◆ SHORT PROBLEM 1
In the forum thread about a US visitor in Dubai, what dates does the student give for the stay in Dubai?
◆ SHORT PROBLEM 2
List every activity or outing that Jynxgirl suggests to the visitor in the forum thread about a US visitor in Dubai.
◆ SHORT PROBLEM 3
In the forum thread about a US visitor in Dubai, shorten the paragraph beginning "oh wow you only want to meet americans" to one or two sentences, keeping its main points.
┌─ GIVEN PASSAGE
# US visitor in dubai for a few days



## t2kr (May 3, 2010)

Hey everyone- I’m a college student from the US who’ll be visiting Dubai for a few days starting 5/4. I’m staying at a hotel right in City Center. Don’t know too many people in the city, so would love to meet others/expats, especially from the US or Europe. What are some popular places (restaurants/bars, etc.) to do so? I’m planning to do some touristy stuff during the day, but would also appreciate any suggestions on things to do. I’ll be in Dubai from 5/4 to 5/6. Thx.


----------



## Jynxgirl (Nov 27, 2009)

Before the rest of the band jump on you for saying you want to meet Americans, I completely understand where you are coming from. I know they say they speak english, but it IS hard to understand them but just give them a try. They dont bite too hard and being around other nationalities will be hopefully fun. The british do this taking the piss (means they josh with someone a whole lot , like on a level that we americans have hard time understanding). I am not a bar person but those people will be along in a few.

Everyone play nice with the american. :ranger:


----------



## t2kr (May 3, 2010)

haha thanks jynxgirl, no offense intended from my end!

looking to meet up with people of any nationality


----------



## Jynxgirl (Nov 27, 2009)

What do you have planned so far?


----------



## t2kr (May 3, 2010)

desert safari, mall of emirates/city centers, touring some of the historical landmarks, etc. other suggestions?


----------



## jander13 (Mar 12, 2009)

> especially from the US or Europe


oh wow you only want to meet americans, how terrible of you! joking aside dubai is a melting pot of cultures and you will find many americans, europeans and people from various cultures and i guess that's one of its main appeals to people who find dubai appealing, so you gotta keep an open mind.

i lived in the US for 10 years and then I moved to Dubai so I kind of understand what you have to adjust to here coming from America.


----------



## Jynxgirl (Nov 27, 2009)

Someone took me to the gold souk and spice souk by way of some little boat thing, across from some historical museums. It prob is going to be too hot during the day for you to do this, but would suggest it on an evening. 

I would suggest a ride up to the tallest buildinf in the world (is that opened up again??) 

The bus tour that runs around dubai. 

Going to have a dinner out at Dubai mall by the fountains. 

If you can make/get a trip out to Fujeirah or Rak to see a bit less of city UAE that would prob be nice. 

Do NOT go to the zoo that is in Dubai. It will make a whole day ruined of sadness. If you want to see animals from this area, as well as they have others, go to the zoo in al ain (I think that is the name). 

What brings you to dubai? Are you an outdoors or indoors type person? Hopefully Elpheba will have the new updated thread that should be a sticky that will give you things to do.


----------



## Elphaba (Jan 24, 2008)

When you say staying in City Centre, do you mean near Deira City Centre (a large mall) as there is no centre to Dubai?
└─
┌─ GIVEN INFORMATION
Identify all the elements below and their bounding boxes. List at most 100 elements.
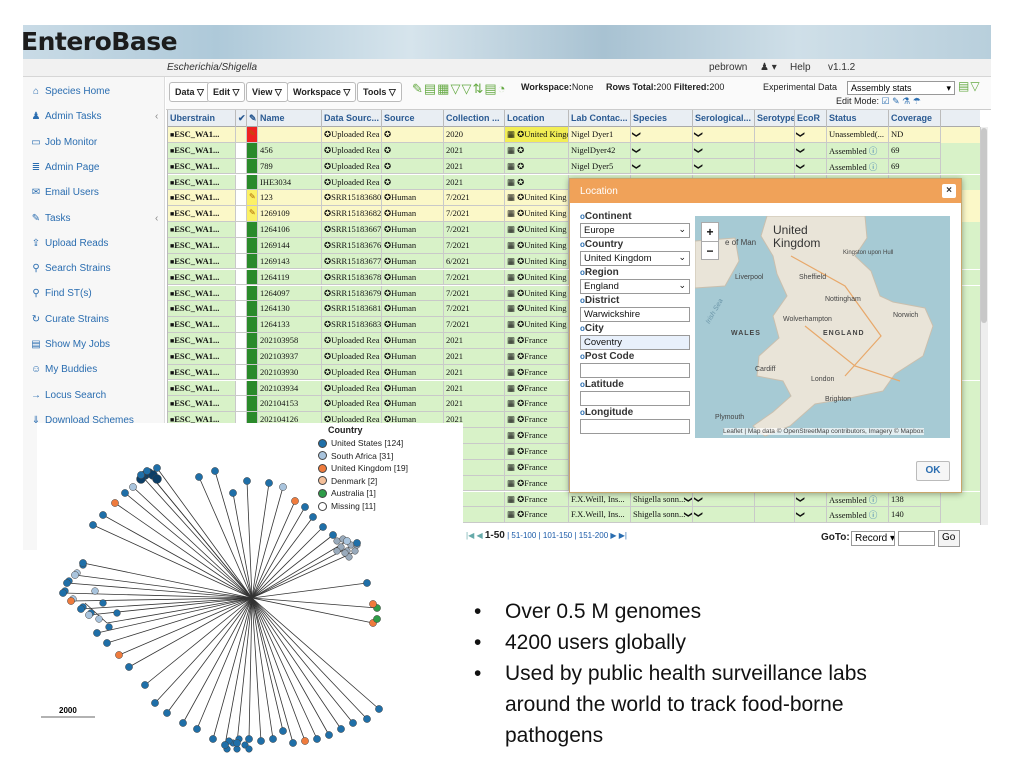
└─
◆ REPLY 1
From 5/4 to 5/6.

◆ REPLY 2
- Visiting the gold souk and spice souk by small boat, across from some historical museums, preferably in the evening
- Riding up the tallest building in the world
- Taking the bus tour that runs around Dubai
- Having dinner at Dubai Mall by the fountains
- Making a trip out to Fujeirah or Rak to see a less urban side of the UAE
- Going to the zoo in Al Ain instead of the one in Dubai

◆ REPLY 3
Dubai is a melting pot where you will find many Americans, Europeans and people of other cultures, which is one of its main appeals. A visitor should keep an open mind.